**Record set:**
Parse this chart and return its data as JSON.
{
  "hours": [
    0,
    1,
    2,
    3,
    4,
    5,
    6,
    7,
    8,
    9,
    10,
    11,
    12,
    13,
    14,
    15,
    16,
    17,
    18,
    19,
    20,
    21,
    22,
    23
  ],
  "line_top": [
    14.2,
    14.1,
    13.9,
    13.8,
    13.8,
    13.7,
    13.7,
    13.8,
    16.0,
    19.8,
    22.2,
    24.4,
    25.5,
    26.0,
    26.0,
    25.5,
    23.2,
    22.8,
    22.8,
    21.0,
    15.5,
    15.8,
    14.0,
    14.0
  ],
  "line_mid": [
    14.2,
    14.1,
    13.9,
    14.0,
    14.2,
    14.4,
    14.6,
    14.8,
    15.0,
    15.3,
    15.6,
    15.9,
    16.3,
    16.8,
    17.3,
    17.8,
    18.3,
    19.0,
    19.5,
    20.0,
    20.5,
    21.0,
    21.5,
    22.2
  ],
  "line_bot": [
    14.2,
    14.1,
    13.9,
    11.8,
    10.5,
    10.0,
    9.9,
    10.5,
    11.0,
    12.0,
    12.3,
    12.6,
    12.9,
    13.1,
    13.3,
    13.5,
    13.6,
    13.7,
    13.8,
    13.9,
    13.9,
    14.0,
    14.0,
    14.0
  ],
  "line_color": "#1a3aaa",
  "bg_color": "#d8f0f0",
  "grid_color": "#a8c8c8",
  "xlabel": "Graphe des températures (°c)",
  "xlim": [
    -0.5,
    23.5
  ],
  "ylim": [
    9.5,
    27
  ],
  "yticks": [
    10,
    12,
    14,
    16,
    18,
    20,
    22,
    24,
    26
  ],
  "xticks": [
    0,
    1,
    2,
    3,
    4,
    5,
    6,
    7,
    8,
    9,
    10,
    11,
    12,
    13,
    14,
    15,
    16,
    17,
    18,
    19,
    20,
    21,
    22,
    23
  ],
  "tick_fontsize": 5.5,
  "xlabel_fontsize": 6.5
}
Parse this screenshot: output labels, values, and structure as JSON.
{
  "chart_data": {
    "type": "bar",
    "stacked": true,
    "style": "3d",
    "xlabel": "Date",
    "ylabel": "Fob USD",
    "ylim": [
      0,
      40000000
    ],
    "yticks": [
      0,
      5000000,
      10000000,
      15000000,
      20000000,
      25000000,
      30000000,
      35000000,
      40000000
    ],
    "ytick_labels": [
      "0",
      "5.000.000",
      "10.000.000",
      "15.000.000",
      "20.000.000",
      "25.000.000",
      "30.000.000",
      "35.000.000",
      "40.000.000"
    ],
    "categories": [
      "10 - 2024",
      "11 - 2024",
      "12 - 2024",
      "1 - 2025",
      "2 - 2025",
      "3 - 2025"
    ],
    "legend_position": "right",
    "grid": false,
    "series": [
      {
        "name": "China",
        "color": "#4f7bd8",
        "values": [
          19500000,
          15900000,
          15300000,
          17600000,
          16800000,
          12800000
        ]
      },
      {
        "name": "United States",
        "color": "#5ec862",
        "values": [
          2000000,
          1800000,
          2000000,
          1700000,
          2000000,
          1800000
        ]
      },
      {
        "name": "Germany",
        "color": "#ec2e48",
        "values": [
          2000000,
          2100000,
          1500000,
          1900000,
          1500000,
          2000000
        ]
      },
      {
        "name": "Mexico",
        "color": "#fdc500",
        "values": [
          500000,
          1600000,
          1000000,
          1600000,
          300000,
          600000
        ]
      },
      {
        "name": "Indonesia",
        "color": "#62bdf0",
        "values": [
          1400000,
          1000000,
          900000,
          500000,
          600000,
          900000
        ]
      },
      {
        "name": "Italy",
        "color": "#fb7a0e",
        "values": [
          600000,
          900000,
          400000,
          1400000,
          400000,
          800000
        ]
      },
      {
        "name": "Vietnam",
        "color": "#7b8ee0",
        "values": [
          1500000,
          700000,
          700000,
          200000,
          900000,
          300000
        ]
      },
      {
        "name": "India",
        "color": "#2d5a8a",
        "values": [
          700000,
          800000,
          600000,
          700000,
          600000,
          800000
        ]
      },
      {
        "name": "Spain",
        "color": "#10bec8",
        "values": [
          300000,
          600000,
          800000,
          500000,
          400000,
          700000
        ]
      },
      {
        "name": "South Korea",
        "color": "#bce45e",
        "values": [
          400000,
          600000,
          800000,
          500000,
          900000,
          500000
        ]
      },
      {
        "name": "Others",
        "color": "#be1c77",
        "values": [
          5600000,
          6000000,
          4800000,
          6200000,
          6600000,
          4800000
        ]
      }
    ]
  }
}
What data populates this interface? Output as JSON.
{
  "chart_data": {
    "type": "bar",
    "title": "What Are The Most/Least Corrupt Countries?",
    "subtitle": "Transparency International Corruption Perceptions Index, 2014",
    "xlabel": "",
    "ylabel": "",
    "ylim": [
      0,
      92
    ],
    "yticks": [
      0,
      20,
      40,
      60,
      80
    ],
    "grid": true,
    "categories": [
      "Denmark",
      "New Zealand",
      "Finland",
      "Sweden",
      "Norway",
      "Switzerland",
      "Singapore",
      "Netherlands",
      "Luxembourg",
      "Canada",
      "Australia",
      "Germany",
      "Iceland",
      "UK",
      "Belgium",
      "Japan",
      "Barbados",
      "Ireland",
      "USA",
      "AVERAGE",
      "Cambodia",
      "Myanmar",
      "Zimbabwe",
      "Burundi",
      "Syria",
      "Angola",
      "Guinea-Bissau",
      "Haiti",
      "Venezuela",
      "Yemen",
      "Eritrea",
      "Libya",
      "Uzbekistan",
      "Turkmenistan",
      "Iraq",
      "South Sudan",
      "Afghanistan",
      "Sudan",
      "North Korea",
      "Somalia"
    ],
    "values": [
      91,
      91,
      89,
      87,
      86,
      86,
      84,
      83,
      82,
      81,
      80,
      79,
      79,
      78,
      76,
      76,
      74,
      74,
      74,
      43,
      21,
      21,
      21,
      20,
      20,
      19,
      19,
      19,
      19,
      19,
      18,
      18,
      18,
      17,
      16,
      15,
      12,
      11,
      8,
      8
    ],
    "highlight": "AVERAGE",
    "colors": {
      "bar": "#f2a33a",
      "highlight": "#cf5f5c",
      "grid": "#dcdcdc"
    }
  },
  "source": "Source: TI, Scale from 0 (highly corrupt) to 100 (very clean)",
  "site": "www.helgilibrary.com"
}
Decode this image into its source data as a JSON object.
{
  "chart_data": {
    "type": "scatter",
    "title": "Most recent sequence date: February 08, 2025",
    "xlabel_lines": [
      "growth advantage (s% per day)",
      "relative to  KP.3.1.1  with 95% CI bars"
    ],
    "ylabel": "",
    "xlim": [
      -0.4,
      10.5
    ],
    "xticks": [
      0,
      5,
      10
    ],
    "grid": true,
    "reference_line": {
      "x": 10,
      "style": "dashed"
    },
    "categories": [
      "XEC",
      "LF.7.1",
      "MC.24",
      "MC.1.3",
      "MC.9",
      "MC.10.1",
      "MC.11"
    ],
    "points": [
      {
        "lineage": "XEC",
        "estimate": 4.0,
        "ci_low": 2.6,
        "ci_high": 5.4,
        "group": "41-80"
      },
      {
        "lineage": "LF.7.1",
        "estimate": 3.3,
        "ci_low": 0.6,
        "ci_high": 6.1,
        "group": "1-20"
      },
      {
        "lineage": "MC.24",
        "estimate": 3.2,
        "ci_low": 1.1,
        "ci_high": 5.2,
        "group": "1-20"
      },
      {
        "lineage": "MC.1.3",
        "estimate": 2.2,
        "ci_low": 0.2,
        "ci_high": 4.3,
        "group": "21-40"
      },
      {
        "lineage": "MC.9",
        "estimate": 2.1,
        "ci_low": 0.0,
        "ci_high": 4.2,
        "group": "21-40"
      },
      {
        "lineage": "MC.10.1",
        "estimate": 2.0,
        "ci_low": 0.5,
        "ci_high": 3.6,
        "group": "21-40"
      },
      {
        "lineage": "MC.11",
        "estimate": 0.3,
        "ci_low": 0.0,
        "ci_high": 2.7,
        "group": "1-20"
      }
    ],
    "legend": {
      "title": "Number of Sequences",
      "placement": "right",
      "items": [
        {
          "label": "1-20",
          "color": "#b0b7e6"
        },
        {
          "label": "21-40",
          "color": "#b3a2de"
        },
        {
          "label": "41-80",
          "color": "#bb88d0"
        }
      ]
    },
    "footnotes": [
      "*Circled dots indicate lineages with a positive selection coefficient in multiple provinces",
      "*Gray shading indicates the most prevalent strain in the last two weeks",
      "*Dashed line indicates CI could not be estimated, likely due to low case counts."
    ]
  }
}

**Task details:**
Extract each line from the listing that holds the word "right".

**Exercise answer:**
    "legend_position": "right",
      "placement": "right",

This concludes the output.